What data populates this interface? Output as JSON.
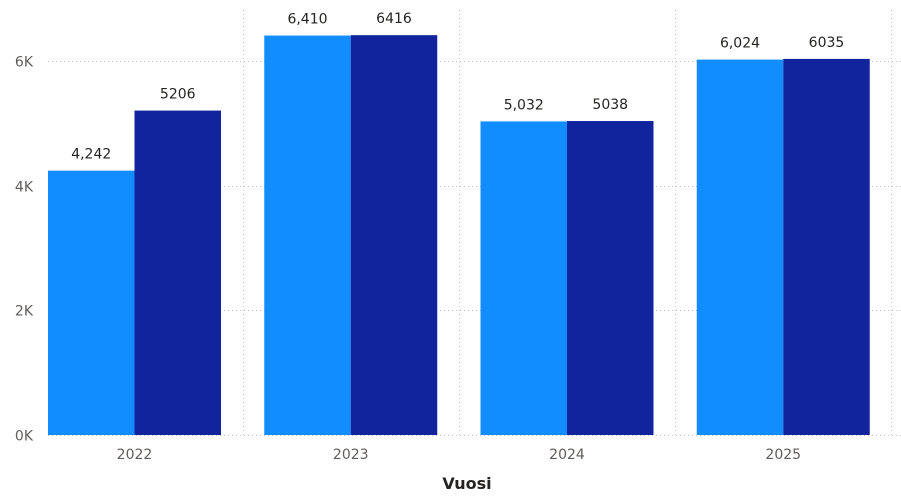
{
  "chart_data": {
    "type": "bar",
    "categories": [
      "2022",
      "2023",
      "2024",
      "2025"
    ],
    "series": [
      {
        "values": [
          4242,
          6410,
          5032,
          6024
        ],
        "labels": [
          "4,242",
          "6,410",
          "5,032",
          "6,024"
        ],
        "color": "#118dff"
      },
      {
        "values": [
          5206,
          6416,
          5038,
          6035
        ],
        "labels": [
          "5206",
          "6416",
          "5038",
          "6035"
        ],
        "color": "#12239e"
      }
    ],
    "xlabel": "Vuosi",
    "ylabel": "",
    "ylim": [
      0,
      6900
    ],
    "yticks": [
      0,
      2000,
      4000,
      6000
    ],
    "ytick_labels": [
      "0K",
      "2K",
      "4K",
      "6K"
    ],
    "grid": true,
    "legend": "none"
  }
}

## TASK
Print all of the entries word for word. Omit the pictures they contain.

## RESULT OF THE EXERCISE
What data populates this interface? Output as JSON.
{
  "chart_data": {
    "type": "bar",
    "categories": [
      "2022",
      "2023",
      "2024",
      "2025"
    ],
    "series": [
      {
        "values": [
          4242,
          6410,
          5032,
          6024
        ],
        "labels": [
          "4,242",
          "6,410",
          "5,032",
          "6,024"
        ],
        "color": "#118dff"
      },
      {
        "values": [
          5206,
          6416,
          5038,
          6035
        ],
        "labels": [
          "5206",
          "6416",
          "5038",
          "6035"
        ],
        "color": "#12239e"
      }
    ],
    "xlabel": "Vuosi",
    "ylabel": "",
    "ylim": [
      0,
      6900
    ],
    "yticks": [
      0,
      2000,
      4000,
      6000
    ],
    "ytick_labels": [
      "0K",
      "2K",
      "4K",
      "6K"
    ],
    "grid": true,
    "legend": "none"
  }
}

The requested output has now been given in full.